### Requirements
List every line in the entries that contains the string "regions". Case counts.

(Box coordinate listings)

=-=-=

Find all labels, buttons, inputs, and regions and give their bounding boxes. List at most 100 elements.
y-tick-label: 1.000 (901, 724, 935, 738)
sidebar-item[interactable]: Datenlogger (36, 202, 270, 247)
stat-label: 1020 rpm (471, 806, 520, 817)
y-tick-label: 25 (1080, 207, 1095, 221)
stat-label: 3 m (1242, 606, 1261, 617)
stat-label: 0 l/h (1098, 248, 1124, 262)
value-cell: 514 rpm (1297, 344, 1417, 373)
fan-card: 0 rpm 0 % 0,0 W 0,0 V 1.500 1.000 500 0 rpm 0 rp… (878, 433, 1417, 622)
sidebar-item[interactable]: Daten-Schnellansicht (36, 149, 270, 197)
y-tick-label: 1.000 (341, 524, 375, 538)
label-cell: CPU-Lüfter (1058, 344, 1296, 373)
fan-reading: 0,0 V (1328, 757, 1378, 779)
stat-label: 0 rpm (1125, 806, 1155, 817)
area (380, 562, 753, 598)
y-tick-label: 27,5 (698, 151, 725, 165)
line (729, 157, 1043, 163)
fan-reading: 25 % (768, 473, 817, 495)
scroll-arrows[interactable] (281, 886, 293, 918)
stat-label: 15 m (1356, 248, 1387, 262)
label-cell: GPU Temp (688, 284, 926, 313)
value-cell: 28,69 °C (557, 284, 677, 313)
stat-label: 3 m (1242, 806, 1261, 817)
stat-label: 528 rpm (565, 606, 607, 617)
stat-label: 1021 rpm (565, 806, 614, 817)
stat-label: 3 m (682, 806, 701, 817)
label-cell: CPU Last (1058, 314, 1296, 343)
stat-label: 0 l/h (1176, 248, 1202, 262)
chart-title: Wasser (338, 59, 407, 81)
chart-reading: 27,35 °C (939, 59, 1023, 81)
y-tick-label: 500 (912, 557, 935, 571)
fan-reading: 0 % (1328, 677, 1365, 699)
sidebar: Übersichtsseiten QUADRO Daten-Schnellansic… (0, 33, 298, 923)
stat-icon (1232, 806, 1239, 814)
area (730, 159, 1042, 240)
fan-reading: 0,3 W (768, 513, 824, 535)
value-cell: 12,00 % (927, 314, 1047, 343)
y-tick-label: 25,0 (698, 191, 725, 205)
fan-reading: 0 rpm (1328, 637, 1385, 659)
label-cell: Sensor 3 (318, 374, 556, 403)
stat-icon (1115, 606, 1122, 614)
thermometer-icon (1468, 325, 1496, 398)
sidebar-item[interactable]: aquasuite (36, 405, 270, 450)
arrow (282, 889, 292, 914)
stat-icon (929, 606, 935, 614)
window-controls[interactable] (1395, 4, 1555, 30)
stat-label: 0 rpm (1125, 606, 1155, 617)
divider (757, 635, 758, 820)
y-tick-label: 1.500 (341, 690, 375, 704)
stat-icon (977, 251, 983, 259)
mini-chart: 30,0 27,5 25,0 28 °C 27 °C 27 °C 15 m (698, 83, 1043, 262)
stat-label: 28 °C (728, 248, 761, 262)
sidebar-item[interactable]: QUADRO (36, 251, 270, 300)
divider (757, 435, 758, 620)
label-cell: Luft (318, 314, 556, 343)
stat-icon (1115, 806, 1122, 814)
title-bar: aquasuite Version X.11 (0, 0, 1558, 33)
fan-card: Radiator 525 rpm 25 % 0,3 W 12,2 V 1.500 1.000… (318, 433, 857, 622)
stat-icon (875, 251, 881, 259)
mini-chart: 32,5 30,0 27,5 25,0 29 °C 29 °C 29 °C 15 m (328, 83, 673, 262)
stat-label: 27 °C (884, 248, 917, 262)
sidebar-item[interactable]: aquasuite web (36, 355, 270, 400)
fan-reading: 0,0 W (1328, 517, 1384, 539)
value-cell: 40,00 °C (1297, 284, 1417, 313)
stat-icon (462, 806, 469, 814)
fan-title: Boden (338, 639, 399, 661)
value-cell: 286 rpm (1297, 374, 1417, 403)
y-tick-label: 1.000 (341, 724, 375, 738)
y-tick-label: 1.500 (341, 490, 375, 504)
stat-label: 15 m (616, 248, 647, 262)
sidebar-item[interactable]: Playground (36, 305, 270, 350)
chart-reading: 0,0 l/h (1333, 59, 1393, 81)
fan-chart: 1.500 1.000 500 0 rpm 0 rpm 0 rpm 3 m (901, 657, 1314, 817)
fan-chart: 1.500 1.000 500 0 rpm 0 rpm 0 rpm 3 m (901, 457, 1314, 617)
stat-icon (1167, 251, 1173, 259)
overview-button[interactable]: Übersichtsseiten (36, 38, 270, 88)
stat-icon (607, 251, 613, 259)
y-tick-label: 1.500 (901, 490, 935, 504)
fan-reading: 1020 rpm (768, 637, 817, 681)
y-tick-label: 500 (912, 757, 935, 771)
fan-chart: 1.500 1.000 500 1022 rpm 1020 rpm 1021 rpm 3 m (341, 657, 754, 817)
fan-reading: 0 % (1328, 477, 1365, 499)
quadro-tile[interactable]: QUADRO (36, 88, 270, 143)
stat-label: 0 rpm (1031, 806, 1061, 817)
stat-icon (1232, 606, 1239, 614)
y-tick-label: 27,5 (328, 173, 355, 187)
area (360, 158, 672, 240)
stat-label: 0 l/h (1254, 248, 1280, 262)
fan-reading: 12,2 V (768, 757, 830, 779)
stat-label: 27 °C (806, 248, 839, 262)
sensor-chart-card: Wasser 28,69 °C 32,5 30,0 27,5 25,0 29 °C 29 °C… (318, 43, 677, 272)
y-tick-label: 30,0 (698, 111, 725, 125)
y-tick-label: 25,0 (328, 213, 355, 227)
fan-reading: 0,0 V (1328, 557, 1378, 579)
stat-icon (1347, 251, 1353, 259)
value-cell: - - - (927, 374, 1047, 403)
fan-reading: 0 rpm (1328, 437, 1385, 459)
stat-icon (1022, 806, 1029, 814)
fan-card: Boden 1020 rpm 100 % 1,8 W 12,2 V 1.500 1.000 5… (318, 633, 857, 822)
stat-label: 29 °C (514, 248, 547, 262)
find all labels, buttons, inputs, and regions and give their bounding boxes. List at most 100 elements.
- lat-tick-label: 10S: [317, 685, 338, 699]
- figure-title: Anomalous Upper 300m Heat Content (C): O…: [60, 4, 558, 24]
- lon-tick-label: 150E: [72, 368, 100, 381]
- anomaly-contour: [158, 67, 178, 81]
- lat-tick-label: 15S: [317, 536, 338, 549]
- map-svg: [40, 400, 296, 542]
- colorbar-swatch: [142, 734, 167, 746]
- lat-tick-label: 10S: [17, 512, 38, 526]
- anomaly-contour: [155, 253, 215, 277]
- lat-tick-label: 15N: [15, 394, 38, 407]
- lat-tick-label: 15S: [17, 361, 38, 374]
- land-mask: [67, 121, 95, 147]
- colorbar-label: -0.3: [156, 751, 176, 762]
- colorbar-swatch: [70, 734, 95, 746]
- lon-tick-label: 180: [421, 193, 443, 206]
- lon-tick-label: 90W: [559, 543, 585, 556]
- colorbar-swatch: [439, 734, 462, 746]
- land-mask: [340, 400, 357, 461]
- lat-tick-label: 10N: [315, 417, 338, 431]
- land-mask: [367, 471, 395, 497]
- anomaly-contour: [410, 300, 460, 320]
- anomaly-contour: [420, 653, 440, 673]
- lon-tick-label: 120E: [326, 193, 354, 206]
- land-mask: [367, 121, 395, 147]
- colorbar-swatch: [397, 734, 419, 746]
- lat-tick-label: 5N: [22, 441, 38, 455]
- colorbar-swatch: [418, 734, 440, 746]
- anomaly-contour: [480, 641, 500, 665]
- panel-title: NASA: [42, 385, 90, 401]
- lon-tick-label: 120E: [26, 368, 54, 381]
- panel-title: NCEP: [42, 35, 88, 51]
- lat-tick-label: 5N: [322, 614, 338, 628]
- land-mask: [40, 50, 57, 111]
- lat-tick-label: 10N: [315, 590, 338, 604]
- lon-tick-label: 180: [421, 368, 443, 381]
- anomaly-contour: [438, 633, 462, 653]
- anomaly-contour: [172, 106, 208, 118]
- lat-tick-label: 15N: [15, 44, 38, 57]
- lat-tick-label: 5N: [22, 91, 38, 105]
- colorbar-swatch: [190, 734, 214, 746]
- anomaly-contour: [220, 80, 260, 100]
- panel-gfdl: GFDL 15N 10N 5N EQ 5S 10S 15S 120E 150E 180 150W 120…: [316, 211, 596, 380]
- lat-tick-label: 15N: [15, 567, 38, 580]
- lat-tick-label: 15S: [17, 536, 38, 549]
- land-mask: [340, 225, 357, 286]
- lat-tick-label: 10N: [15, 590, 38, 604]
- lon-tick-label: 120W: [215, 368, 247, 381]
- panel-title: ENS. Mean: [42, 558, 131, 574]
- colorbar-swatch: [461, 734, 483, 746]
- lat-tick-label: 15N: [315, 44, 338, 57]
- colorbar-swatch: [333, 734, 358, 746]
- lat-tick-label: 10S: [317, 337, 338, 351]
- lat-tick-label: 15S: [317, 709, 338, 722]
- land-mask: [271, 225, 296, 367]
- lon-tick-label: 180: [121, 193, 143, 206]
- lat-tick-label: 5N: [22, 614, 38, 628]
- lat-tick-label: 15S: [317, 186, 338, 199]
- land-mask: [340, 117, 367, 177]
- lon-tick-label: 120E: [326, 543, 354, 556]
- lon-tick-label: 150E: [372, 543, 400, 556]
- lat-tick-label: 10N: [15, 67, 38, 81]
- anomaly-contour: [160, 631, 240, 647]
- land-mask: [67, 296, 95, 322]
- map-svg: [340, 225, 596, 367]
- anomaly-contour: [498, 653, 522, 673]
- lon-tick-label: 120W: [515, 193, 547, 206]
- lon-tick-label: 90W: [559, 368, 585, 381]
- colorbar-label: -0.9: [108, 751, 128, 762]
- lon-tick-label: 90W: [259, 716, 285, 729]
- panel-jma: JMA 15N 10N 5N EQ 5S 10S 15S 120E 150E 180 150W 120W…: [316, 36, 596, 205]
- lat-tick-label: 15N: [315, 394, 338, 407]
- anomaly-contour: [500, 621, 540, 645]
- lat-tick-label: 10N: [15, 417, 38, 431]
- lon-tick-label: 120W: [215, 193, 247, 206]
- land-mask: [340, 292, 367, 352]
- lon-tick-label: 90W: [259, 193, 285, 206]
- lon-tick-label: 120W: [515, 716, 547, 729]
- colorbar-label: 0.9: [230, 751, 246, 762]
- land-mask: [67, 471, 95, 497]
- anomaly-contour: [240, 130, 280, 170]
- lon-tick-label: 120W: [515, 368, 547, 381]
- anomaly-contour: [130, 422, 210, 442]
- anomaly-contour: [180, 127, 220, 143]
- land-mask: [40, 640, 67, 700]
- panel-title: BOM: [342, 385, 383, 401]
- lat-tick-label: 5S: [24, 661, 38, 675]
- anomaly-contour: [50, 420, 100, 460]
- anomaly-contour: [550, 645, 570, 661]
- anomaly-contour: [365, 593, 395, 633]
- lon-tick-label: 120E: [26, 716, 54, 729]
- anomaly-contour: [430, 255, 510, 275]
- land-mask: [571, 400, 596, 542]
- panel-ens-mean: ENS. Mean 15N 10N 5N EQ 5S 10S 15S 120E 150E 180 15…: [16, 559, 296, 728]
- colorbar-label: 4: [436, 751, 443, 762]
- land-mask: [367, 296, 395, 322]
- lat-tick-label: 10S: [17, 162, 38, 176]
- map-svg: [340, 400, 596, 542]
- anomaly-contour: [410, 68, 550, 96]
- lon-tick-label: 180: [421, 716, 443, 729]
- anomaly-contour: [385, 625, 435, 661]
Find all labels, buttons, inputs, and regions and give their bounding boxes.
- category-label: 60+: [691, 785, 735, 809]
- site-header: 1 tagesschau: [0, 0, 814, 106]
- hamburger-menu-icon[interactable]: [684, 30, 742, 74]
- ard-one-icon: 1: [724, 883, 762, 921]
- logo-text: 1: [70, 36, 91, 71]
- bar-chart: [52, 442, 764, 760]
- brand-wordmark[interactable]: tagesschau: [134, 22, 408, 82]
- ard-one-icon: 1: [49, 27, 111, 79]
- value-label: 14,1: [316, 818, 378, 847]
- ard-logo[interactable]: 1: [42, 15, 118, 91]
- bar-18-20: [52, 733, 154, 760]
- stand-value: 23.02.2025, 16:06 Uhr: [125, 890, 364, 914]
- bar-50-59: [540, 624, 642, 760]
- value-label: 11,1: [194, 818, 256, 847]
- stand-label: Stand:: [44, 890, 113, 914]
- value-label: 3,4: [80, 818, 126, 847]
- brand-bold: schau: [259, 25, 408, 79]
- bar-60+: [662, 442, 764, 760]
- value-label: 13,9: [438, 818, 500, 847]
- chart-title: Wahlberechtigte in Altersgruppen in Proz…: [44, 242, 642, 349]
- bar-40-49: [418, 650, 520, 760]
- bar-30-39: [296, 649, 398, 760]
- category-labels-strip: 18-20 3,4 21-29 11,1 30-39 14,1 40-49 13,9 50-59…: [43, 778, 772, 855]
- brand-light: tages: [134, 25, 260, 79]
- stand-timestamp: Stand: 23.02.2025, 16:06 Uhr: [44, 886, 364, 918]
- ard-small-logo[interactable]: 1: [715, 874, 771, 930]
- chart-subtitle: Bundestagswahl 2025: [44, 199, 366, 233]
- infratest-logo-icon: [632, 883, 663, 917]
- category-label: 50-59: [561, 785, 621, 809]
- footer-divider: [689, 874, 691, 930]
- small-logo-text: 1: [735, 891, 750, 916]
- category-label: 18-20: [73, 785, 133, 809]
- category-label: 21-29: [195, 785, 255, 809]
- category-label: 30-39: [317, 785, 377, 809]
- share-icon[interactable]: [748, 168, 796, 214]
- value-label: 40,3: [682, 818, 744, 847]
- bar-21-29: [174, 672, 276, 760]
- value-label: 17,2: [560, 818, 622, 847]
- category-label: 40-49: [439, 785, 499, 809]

=-=-=

### Result for this exercise
Find all labels, buttons, inputs, and regions and give their bounding boxes. List at most 100 elements.
find all labels, buttons, inputs, and regions and give their bounding boxes. List at most 100 elements.
Find all labels, buttons, inputs, and regions and give their bounding boxes.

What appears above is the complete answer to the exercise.